• _REQUIREMENT_: Collect every line in the records below that contains the word "title".

• _DATA SUPPLIED_:

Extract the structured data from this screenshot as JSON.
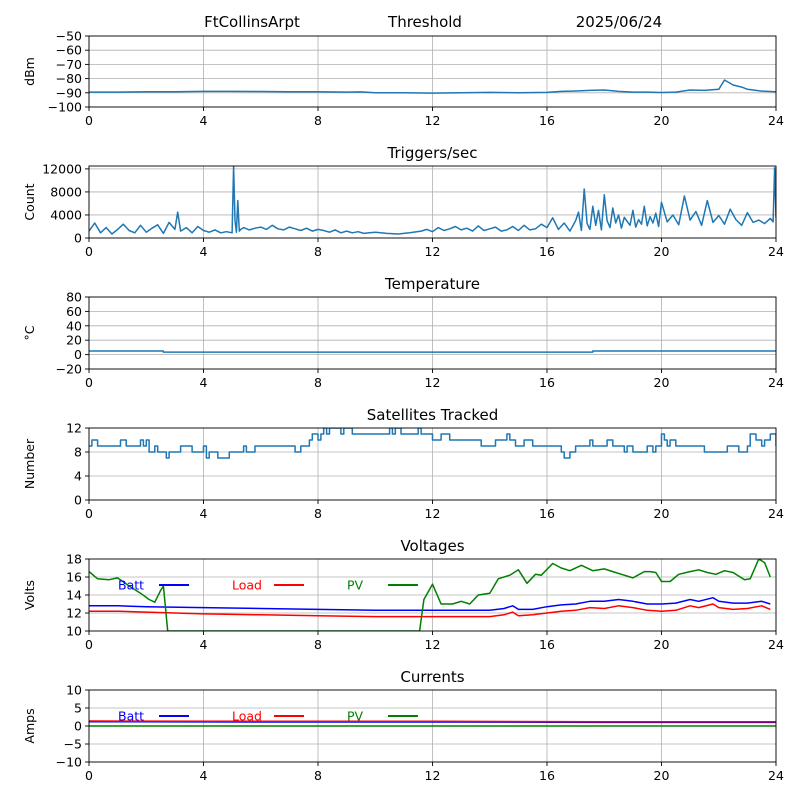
{
  "header": {
    "station": "FtCollinsArpt",
    "mode": "Threshold",
    "date": "2025/06/24"
  },
  "chart_data": [
    {
      "type": "line",
      "title": "",
      "xlabel": "",
      "ylabel": "dBm",
      "xlim": [
        0,
        24
      ],
      "ylim": [
        -100,
        -50
      ],
      "xticks": [
        0,
        4,
        8,
        12,
        16,
        20,
        24
      ],
      "yticks": [
        -100,
        -90,
        -80,
        -70,
        -60,
        -50
      ],
      "ytick_labels": [
        "−100",
        "−90",
        "−80",
        "−70",
        "−60",
        "−50"
      ],
      "grid": true,
      "series": [
        {
          "color": "#1f77b4",
          "x": [
            0,
            1,
            2,
            3,
            4,
            5,
            6,
            7,
            8,
            9,
            9.5,
            10,
            11,
            12,
            13,
            14,
            15,
            16,
            16.5,
            17,
            17.5,
            18,
            18.5,
            19,
            19.5,
            20,
            20.5,
            21,
            21.5,
            22,
            22.2,
            22.5,
            22.8,
            23,
            23.5,
            24
          ],
          "y": [
            -89.5,
            -89.5,
            -89.2,
            -89.3,
            -89.0,
            -89.0,
            -89.1,
            -89.2,
            -89.3,
            -89.5,
            -89.4,
            -89.9,
            -90.0,
            -90.2,
            -90.0,
            -89.7,
            -89.9,
            -89.7,
            -89.0,
            -88.7,
            -88.3,
            -88.0,
            -89.0,
            -89.5,
            -89.5,
            -89.8,
            -89.5,
            -88.0,
            -88.3,
            -87.5,
            -81.0,
            -84.5,
            -86.0,
            -87.5,
            -88.8,
            -89.3
          ]
        }
      ]
    },
    {
      "type": "line",
      "title": "Triggers/sec",
      "xlabel": "",
      "ylabel": "Count",
      "xlim": [
        0,
        24
      ],
      "ylim": [
        0,
        12500
      ],
      "xticks": [
        0,
        4,
        8,
        12,
        16,
        20,
        24
      ],
      "yticks": [
        0,
        4000,
        8000,
        12000
      ],
      "grid": true,
      "series": [
        {
          "color": "#1f77b4",
          "x": [
            0,
            0.2,
            0.4,
            0.6,
            0.8,
            1.0,
            1.2,
            1.4,
            1.6,
            1.8,
            2.0,
            2.2,
            2.4,
            2.6,
            2.8,
            3.0,
            3.1,
            3.2,
            3.4,
            3.6,
            3.8,
            4.0,
            4.2,
            4.4,
            4.6,
            4.8,
            5.0,
            5.05,
            5.1,
            5.15,
            5.2,
            5.25,
            5.3,
            5.4,
            5.6,
            5.8,
            6.0,
            6.2,
            6.4,
            6.6,
            6.8,
            7.0,
            7.2,
            7.4,
            7.6,
            7.8,
            8.0,
            8.2,
            8.4,
            8.6,
            8.8,
            9.0,
            9.2,
            9.4,
            9.6,
            9.8,
            10.0,
            10.4,
            10.8,
            11.2,
            11.6,
            11.8,
            12.0,
            12.2,
            12.4,
            12.6,
            12.8,
            13.0,
            13.2,
            13.4,
            13.6,
            13.8,
            14.0,
            14.2,
            14.4,
            14.6,
            14.8,
            15.0,
            15.2,
            15.4,
            15.6,
            15.8,
            16.0,
            16.2,
            16.4,
            16.6,
            16.8,
            17.0,
            17.1,
            17.2,
            17.3,
            17.4,
            17.5,
            17.6,
            17.7,
            17.8,
            17.9,
            18.0,
            18.1,
            18.2,
            18.3,
            18.4,
            18.5,
            18.6,
            18.7,
            18.8,
            18.9,
            19.0,
            19.1,
            19.2,
            19.3,
            19.4,
            19.5,
            19.6,
            19.7,
            19.8,
            19.9,
            20.0,
            20.2,
            20.4,
            20.6,
            20.8,
            21.0,
            21.2,
            21.4,
            21.6,
            21.8,
            22.0,
            22.2,
            22.4,
            22.6,
            22.8,
            23.0,
            23.2,
            23.4,
            23.6,
            23.8,
            23.9,
            23.95,
            24.0
          ],
          "y": [
            1200,
            2600,
            900,
            1800,
            700,
            1500,
            2400,
            1300,
            900,
            2200,
            1000,
            1700,
            2300,
            800,
            2700,
            1500,
            4500,
            1200,
            1800,
            900,
            2000,
            1300,
            1000,
            1400,
            900,
            1100,
            900,
            12500,
            3000,
            1000,
            6500,
            1200,
            1500,
            1800,
            1400,
            1700,
            1900,
            1500,
            2200,
            1600,
            1400,
            1900,
            1600,
            1300,
            1700,
            1200,
            1500,
            1300,
            1000,
            1400,
            900,
            1200,
            900,
            1100,
            800,
            900,
            1000,
            800,
            700,
            900,
            1200,
            1500,
            1100,
            1800,
            1300,
            1600,
            2000,
            1400,
            1700,
            1200,
            2100,
            1300,
            1600,
            1900,
            1200,
            1400,
            2000,
            1300,
            2200,
            1400,
            1600,
            2400,
            1800,
            3500,
            1500,
            2600,
            1200,
            3000,
            4500,
            1300,
            8500,
            2500,
            1500,
            5500,
            2200,
            4800,
            1400,
            7500,
            3000,
            1800,
            5200,
            2600,
            4000,
            1700,
            3600,
            2900,
            2200,
            4800,
            1900,
            3200,
            2400,
            5500,
            2100,
            3700,
            2600,
            4300,
            2000,
            6200,
            2800,
            4000,
            2300,
            7300,
            3100,
            4600,
            2200,
            6500,
            2700,
            3900,
            2400,
            5000,
            3200,
            2200,
            4400,
            2700,
            3100,
            2500,
            3400,
            2800,
            12200,
            3500
          ]
        }
      ]
    },
    {
      "type": "line",
      "title": "Temperature",
      "xlabel": "",
      "ylabel": "°C",
      "xlim": [
        0,
        24
      ],
      "ylim": [
        -20,
        80
      ],
      "xticks": [
        0,
        4,
        8,
        12,
        16,
        20,
        24
      ],
      "yticks": [
        -20,
        0,
        20,
        40,
        60,
        80
      ],
      "ytick_labels": [
        "−20",
        "0",
        "20",
        "40",
        "60",
        "80"
      ],
      "grid": true,
      "series": [
        {
          "color": "#1f77b4",
          "x": [
            0,
            2.6,
            2.6,
            17.6,
            17.6,
            24
          ],
          "y": [
            5,
            5,
            3.5,
            3.5,
            5,
            5
          ]
        }
      ]
    },
    {
      "type": "line",
      "title": "Satellites Tracked",
      "xlabel": "",
      "ylabel": "Number",
      "xlim": [
        0,
        24
      ],
      "ylim": [
        0,
        12
      ],
      "xticks": [
        0,
        4,
        8,
        12,
        16,
        20,
        24
      ],
      "yticks": [
        0,
        4,
        8,
        12
      ],
      "grid": true,
      "series": [
        {
          "color": "#1f77b4",
          "step": true,
          "x": [
            0,
            0.1,
            0.3,
            1.1,
            1.3,
            1.8,
            1.9,
            2.0,
            2.1,
            2.3,
            2.4,
            2.7,
            2.8,
            3.2,
            3.6,
            4.0,
            4.1,
            4.2,
            4.4,
            4.5,
            4.9,
            5.4,
            5.5,
            5.8,
            6.5,
            7.2,
            7.4,
            7.7,
            7.8,
            8.0,
            8.1,
            8.2,
            8.3,
            8.4,
            8.8,
            8.9,
            9.2,
            9.5,
            10.5,
            10.6,
            10.7,
            10.9,
            11.5,
            11.6,
            12.0,
            12.3,
            12.6,
            13.5,
            13.7,
            14.2,
            14.6,
            14.7,
            14.9,
            15.2,
            15.5,
            16.0,
            16.5,
            16.6,
            16.8,
            17.0,
            17.5,
            17.6,
            18.1,
            18.3,
            18.7,
            18.8,
            19.0,
            19.5,
            19.7,
            19.8,
            20.0,
            20.1,
            20.2,
            20.3,
            20.5,
            21.0,
            21.5,
            22.0,
            22.3,
            22.7,
            23.0,
            23.1,
            23.3,
            23.5,
            23.6,
            23.8,
            24.0
          ],
          "y": [
            9,
            10,
            9,
            10,
            9,
            10,
            9,
            10,
            8,
            9,
            8,
            7,
            8,
            9,
            8,
            9,
            7,
            8,
            8,
            7,
            8,
            9,
            8,
            9,
            9,
            8,
            9,
            10,
            11,
            10,
            11,
            12,
            11,
            12,
            11,
            12,
            11,
            11,
            12,
            11,
            12,
            11,
            12,
            11,
            10,
            11,
            10,
            10,
            9,
            10,
            11,
            10,
            9,
            10,
            9,
            9,
            8,
            7,
            8,
            9,
            10,
            9,
            10,
            9,
            8,
            9,
            8,
            9,
            8,
            9,
            11,
            10,
            9,
            10,
            9,
            9,
            8,
            8,
            9,
            8,
            9,
            11,
            10,
            9,
            10,
            11,
            9
          ]
        }
      ]
    },
    {
      "type": "line",
      "title": "Voltages",
      "xlabel": "",
      "ylabel": "Volts",
      "xlim": [
        0,
        24
      ],
      "ylim": [
        10,
        18
      ],
      "xticks": [
        0,
        4,
        8,
        12,
        16,
        20,
        24
      ],
      "yticks": [
        10,
        12,
        14,
        16,
        18
      ],
      "grid": true,
      "legend": "inline-top",
      "series": [
        {
          "name": "Batt",
          "color": "#0000ff",
          "x": [
            0,
            1,
            2,
            4,
            6,
            8,
            10,
            12,
            14,
            14.5,
            14.8,
            15.0,
            15.5,
            16.0,
            16.5,
            17.0,
            17.5,
            18.0,
            18.5,
            19.0,
            19.5,
            20.0,
            20.5,
            21.0,
            21.3,
            21.8,
            22.0,
            22.5,
            23.0,
            23.5,
            23.8
          ],
          "y": [
            12.8,
            12.8,
            12.7,
            12.6,
            12.5,
            12.4,
            12.3,
            12.3,
            12.3,
            12.5,
            12.8,
            12.4,
            12.4,
            12.7,
            12.9,
            13.0,
            13.3,
            13.3,
            13.5,
            13.3,
            13.0,
            13.0,
            13.1,
            13.5,
            13.3,
            13.7,
            13.3,
            13.1,
            13.1,
            13.3,
            13.0
          ]
        },
        {
          "name": "Load",
          "color": "#ff0000",
          "x": [
            0,
            1,
            2,
            4,
            6,
            8,
            10,
            12,
            14,
            14.5,
            14.8,
            15.0,
            15.5,
            16.0,
            16.5,
            17.0,
            17.5,
            18.0,
            18.5,
            19.0,
            19.5,
            20.0,
            20.5,
            21.0,
            21.3,
            21.8,
            22.0,
            22.5,
            23.0,
            23.5,
            23.8
          ],
          "y": [
            12.2,
            12.2,
            12.1,
            11.9,
            11.8,
            11.7,
            11.6,
            11.6,
            11.6,
            11.8,
            12.1,
            11.7,
            11.8,
            12.0,
            12.2,
            12.3,
            12.6,
            12.5,
            12.8,
            12.6,
            12.3,
            12.2,
            12.3,
            12.8,
            12.6,
            13.0,
            12.6,
            12.4,
            12.5,
            12.8,
            12.4
          ]
        },
        {
          "name": "PV",
          "color": "#008000",
          "x": [
            0,
            0.3,
            0.7,
            1.0,
            1.4,
            1.8,
            2.1,
            2.3,
            2.5,
            2.6,
            2.75,
            11.55,
            11.7,
            12.0,
            12.3,
            12.7,
            13.0,
            13.3,
            13.6,
            14.0,
            14.3,
            14.7,
            15.0,
            15.3,
            15.6,
            15.8,
            16.2,
            16.5,
            16.8,
            17.2,
            17.6,
            18.0,
            18.3,
            18.6,
            19.0,
            19.4,
            19.6,
            19.8,
            20.0,
            20.3,
            20.6,
            21.0,
            21.3,
            21.6,
            21.9,
            22.2,
            22.5,
            22.9,
            23.1,
            23.4,
            23.6,
            23.8
          ],
          "y": [
            16.6,
            15.8,
            15.7,
            15.9,
            15.0,
            14.2,
            13.5,
            13.2,
            14.5,
            15.0,
            10,
            10,
            13.5,
            15.2,
            13.0,
            13.0,
            13.3,
            13.0,
            14.0,
            14.2,
            15.8,
            16.2,
            16.8,
            15.3,
            16.3,
            16.2,
            17.5,
            17.0,
            16.7,
            17.3,
            16.7,
            16.9,
            16.6,
            16.3,
            15.9,
            16.6,
            16.6,
            16.5,
            15.5,
            15.5,
            16.3,
            16.6,
            16.8,
            16.5,
            16.3,
            16.7,
            16.5,
            15.7,
            15.8,
            18.0,
            17.6,
            16.0
          ]
        }
      ]
    },
    {
      "type": "line",
      "title": "Currents",
      "xlabel": "",
      "ylabel": "Amps",
      "xlim": [
        0,
        24
      ],
      "ylim": [
        -10,
        10
      ],
      "xticks": [
        0,
        4,
        8,
        12,
        16,
        20,
        24
      ],
      "yticks": [
        -10,
        -5,
        0,
        5,
        10
      ],
      "ytick_labels": [
        "−10",
        "−5",
        "0",
        "5",
        "10"
      ],
      "grid": true,
      "legend": "inline-top",
      "series": [
        {
          "name": "Batt",
          "color": "#0000ff",
          "x": [
            0,
            6,
            12,
            18,
            24
          ],
          "y": [
            1.2,
            1.1,
            1.1,
            1.0,
            1.0
          ]
        },
        {
          "name": "Load",
          "color": "#ff0000",
          "x": [
            0,
            6,
            12,
            18,
            24
          ],
          "y": [
            1.4,
            1.3,
            1.3,
            1.2,
            1.2
          ]
        },
        {
          "name": "PV",
          "color": "#008000",
          "x": [
            0,
            24
          ],
          "y": [
            0,
            0
          ]
        }
      ]
    }
  ]
}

• _ANSWER TO THIS PROBLEM_:
      "title": "",
      "title": "Triggers/sec",
      "title": "Temperature",
      "title": "Satellites Tracked",
      "title": "Voltages",
      "title": "Currents",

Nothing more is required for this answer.